◆ Task details
Among the entries that follow, tally the lines with the string "title". Give no more than the number.

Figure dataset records
■ ■ ■ ■ ■

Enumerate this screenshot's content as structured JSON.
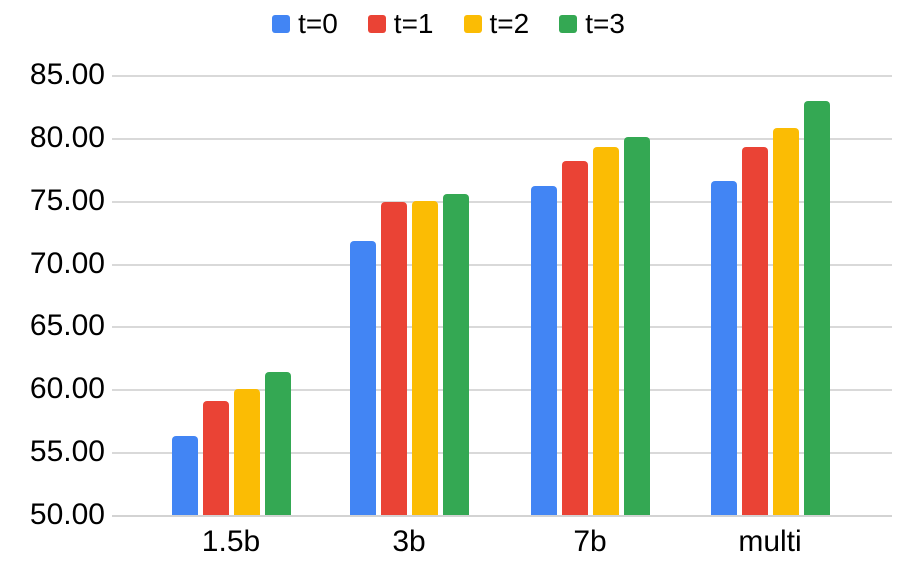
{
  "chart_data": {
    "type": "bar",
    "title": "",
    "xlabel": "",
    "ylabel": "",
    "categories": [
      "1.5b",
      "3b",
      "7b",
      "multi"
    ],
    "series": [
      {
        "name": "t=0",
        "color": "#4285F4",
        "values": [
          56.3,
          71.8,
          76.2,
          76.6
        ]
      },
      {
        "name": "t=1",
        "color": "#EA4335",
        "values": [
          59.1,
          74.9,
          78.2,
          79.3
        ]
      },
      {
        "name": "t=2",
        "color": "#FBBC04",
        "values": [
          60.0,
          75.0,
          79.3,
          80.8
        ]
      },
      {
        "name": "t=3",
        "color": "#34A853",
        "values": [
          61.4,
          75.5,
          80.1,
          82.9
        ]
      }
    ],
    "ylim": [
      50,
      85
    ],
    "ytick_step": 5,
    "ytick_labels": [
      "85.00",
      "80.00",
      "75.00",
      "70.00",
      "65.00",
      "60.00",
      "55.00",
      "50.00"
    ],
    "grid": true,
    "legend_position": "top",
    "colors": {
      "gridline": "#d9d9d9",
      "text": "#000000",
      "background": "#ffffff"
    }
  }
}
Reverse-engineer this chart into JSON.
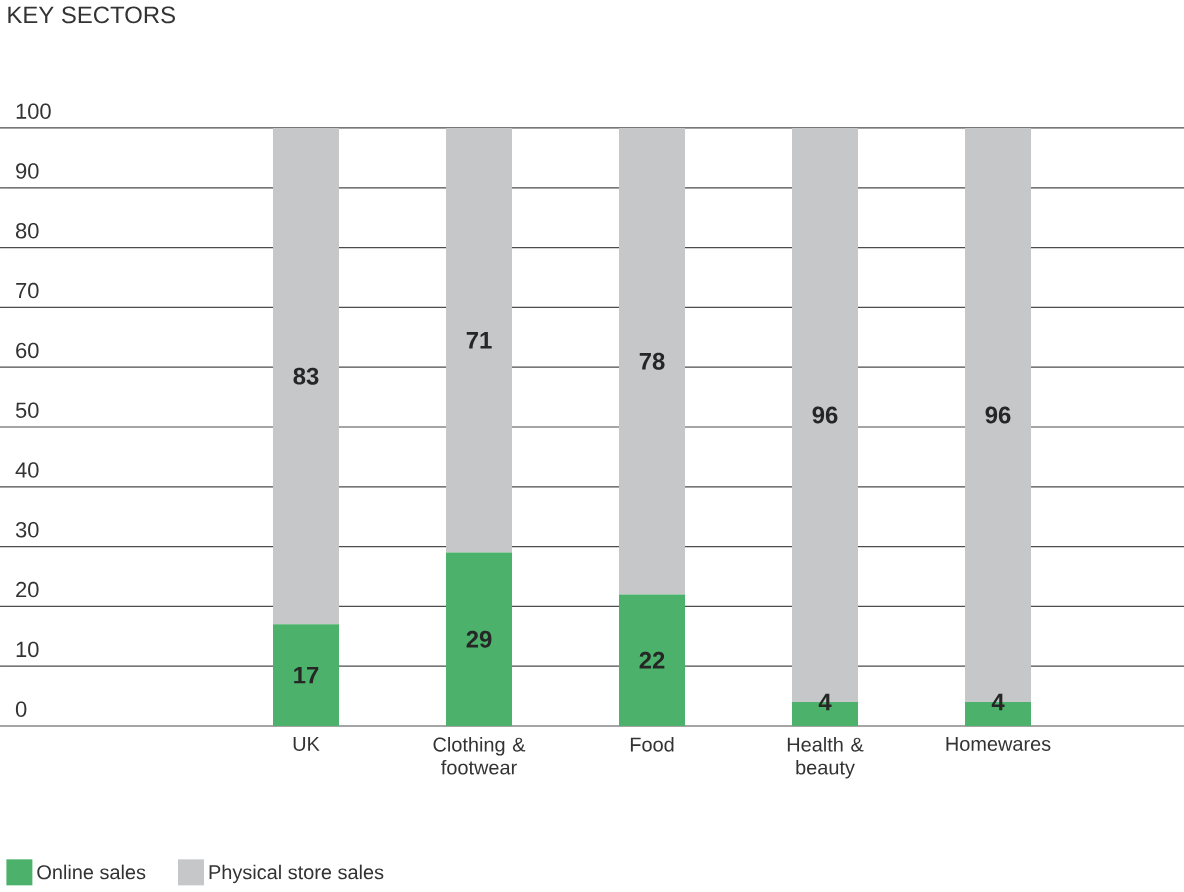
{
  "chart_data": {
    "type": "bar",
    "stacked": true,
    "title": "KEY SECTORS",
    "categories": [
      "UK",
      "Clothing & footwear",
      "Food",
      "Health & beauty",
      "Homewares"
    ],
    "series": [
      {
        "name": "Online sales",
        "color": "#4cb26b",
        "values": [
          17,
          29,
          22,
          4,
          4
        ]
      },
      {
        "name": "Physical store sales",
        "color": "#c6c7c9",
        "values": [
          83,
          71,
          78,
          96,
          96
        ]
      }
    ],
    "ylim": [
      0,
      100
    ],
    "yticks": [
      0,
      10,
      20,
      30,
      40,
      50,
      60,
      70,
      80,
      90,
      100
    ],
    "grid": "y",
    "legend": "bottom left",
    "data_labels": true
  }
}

■ ■ ■ ■ ■

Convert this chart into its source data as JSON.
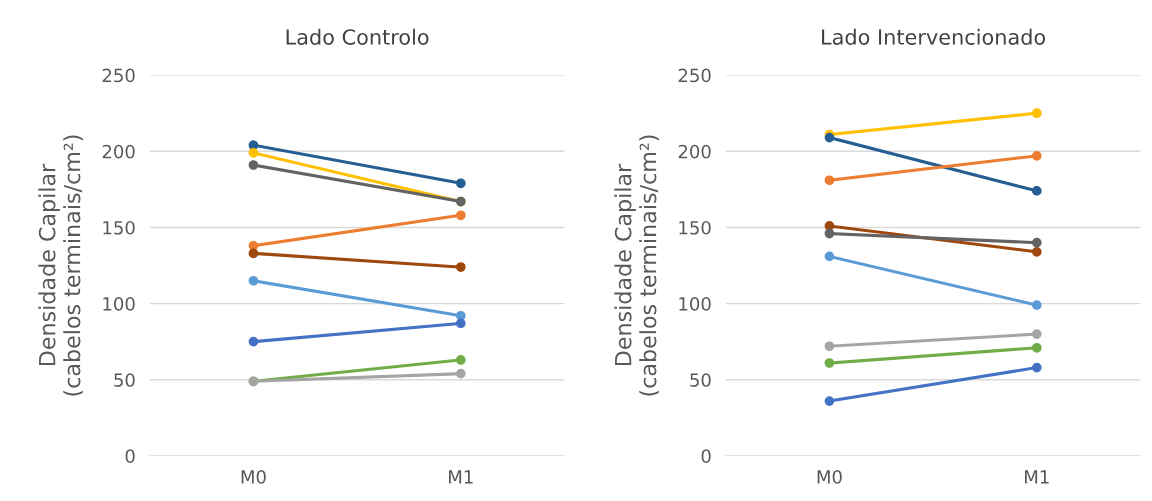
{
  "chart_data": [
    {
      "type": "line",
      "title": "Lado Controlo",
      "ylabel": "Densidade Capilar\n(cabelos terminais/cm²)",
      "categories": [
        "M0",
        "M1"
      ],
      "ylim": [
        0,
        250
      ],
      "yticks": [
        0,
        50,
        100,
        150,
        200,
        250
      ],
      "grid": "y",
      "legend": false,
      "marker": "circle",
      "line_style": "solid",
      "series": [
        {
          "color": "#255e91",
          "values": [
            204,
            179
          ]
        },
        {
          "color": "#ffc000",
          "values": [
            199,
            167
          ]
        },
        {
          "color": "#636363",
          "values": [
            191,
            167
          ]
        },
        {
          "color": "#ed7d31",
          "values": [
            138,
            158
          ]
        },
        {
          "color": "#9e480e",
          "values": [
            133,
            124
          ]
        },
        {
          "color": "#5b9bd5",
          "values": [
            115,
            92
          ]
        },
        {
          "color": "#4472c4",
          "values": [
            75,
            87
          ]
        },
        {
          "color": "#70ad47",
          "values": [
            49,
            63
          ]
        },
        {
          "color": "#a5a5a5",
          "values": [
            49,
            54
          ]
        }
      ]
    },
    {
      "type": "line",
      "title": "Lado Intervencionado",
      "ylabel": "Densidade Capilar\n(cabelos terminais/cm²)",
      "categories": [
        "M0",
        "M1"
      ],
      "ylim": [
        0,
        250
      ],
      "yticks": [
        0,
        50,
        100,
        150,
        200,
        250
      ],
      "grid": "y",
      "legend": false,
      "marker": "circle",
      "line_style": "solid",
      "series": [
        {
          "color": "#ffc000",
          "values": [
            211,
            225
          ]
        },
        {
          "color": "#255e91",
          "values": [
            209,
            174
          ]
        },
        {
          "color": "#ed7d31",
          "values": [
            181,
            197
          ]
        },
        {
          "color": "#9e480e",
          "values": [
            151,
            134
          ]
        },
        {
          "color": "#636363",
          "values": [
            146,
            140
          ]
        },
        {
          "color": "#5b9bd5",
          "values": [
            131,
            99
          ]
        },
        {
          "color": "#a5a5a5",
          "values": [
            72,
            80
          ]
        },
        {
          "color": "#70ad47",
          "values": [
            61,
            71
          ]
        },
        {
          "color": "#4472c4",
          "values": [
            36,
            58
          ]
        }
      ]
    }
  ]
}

■ ■ ■ ■ ■

◆ Complete output
4